Filter the records for lines holding the string "post".
### EXERCISE INPUTS ###
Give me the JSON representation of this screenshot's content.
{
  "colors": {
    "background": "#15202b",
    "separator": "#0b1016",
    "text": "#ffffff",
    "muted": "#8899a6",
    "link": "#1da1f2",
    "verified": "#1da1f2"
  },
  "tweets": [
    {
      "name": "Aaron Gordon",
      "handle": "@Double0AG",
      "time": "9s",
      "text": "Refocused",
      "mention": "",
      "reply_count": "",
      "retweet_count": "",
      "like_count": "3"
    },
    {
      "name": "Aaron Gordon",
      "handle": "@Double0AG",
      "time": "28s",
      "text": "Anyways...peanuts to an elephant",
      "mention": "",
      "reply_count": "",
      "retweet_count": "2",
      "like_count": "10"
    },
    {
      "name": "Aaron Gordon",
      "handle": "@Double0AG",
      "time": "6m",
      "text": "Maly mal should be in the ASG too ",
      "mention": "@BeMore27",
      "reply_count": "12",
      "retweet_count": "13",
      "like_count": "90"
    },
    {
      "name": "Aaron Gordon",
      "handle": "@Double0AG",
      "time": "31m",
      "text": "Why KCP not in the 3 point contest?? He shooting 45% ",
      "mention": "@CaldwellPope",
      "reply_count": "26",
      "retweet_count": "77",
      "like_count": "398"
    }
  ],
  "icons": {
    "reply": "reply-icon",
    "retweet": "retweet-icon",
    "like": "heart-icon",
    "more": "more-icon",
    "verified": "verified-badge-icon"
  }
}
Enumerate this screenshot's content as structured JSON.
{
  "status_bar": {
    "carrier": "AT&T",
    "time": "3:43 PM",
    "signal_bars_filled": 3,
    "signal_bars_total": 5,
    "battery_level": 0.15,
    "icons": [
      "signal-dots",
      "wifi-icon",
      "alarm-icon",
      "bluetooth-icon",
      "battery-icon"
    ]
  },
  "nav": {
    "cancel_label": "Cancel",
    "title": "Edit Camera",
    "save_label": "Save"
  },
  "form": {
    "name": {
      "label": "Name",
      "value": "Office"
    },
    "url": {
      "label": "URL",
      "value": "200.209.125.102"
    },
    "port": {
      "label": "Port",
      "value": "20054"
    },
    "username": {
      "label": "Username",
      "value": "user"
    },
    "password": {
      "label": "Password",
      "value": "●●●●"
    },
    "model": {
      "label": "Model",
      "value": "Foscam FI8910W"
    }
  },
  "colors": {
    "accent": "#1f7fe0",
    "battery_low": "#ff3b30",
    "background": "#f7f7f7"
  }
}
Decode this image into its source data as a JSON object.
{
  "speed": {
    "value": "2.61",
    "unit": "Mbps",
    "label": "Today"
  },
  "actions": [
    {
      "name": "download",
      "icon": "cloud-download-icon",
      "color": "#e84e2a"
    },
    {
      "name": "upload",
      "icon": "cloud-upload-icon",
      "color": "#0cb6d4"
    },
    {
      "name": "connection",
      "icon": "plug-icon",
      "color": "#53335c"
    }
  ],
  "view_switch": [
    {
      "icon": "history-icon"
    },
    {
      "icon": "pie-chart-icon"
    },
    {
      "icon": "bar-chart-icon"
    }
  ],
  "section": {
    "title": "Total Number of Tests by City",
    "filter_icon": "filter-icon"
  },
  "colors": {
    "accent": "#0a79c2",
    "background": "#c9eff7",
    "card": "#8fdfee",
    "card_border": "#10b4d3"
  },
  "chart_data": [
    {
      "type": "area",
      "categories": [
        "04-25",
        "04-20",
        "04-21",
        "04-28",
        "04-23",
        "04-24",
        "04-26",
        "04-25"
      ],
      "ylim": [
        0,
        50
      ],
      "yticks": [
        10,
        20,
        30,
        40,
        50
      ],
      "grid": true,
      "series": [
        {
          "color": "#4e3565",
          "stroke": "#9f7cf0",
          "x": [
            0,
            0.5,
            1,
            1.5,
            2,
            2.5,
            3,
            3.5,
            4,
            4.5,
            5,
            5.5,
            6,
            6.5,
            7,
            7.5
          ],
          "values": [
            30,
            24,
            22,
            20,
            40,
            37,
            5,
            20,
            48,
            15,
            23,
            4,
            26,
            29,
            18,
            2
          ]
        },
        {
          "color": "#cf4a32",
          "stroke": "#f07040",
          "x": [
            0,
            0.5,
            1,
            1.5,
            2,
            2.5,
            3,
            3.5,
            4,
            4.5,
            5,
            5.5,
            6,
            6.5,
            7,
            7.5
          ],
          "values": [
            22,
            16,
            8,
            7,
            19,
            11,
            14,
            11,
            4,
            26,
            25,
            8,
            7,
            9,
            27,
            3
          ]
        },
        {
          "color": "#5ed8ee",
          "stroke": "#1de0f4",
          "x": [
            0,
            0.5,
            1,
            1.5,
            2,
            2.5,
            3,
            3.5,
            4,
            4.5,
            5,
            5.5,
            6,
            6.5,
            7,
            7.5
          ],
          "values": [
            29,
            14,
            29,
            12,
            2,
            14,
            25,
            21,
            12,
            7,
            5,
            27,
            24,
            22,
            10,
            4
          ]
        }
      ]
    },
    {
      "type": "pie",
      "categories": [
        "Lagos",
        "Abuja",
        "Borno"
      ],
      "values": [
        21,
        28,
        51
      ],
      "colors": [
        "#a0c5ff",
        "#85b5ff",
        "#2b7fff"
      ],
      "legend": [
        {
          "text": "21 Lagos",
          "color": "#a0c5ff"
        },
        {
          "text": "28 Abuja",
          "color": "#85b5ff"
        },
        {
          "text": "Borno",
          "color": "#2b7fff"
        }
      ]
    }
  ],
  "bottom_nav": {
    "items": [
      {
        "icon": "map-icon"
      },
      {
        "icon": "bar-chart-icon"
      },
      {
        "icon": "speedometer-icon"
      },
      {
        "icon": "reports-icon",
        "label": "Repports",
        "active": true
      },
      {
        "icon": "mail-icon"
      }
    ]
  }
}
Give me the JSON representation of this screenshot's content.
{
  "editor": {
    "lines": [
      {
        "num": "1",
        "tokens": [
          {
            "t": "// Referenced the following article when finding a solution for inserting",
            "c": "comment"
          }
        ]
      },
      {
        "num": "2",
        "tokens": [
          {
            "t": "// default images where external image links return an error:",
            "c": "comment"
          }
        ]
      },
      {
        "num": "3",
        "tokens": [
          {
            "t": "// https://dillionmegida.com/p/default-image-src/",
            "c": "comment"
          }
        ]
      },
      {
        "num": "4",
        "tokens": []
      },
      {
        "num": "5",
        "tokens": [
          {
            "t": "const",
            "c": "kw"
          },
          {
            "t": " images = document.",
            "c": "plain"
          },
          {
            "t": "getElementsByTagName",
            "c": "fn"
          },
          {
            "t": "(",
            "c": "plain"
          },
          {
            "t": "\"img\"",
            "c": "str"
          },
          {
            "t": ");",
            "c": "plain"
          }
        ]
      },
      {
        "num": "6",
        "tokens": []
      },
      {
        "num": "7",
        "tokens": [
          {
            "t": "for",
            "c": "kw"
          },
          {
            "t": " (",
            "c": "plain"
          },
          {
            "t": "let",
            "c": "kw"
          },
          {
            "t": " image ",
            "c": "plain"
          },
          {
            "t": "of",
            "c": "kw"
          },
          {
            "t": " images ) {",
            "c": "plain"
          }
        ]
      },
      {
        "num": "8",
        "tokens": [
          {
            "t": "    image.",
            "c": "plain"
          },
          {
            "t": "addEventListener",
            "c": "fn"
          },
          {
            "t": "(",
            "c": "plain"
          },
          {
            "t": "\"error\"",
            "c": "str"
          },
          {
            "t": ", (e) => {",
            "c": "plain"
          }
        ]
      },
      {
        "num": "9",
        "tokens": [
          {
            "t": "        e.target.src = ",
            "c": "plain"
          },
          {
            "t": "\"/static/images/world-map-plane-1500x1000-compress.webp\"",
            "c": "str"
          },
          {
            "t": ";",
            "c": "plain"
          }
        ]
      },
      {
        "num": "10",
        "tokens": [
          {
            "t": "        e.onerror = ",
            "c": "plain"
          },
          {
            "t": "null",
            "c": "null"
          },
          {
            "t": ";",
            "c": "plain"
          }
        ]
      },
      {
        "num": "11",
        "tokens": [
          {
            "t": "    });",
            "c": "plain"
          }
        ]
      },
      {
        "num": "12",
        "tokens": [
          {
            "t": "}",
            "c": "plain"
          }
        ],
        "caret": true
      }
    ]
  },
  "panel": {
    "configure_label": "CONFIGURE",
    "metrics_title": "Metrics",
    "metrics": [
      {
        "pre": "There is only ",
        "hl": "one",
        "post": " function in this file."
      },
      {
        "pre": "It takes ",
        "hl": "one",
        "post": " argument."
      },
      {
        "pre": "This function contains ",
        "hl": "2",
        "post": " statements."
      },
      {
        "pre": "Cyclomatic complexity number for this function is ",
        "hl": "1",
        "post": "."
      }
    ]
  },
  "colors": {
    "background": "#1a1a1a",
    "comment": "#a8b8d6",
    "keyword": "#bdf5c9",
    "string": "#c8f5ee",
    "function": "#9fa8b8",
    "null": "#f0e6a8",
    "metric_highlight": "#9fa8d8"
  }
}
###
RESPONSE BELOW:
        "post": " function in this file."
        "post": " argument."
        "post": " statements."
        "post": "."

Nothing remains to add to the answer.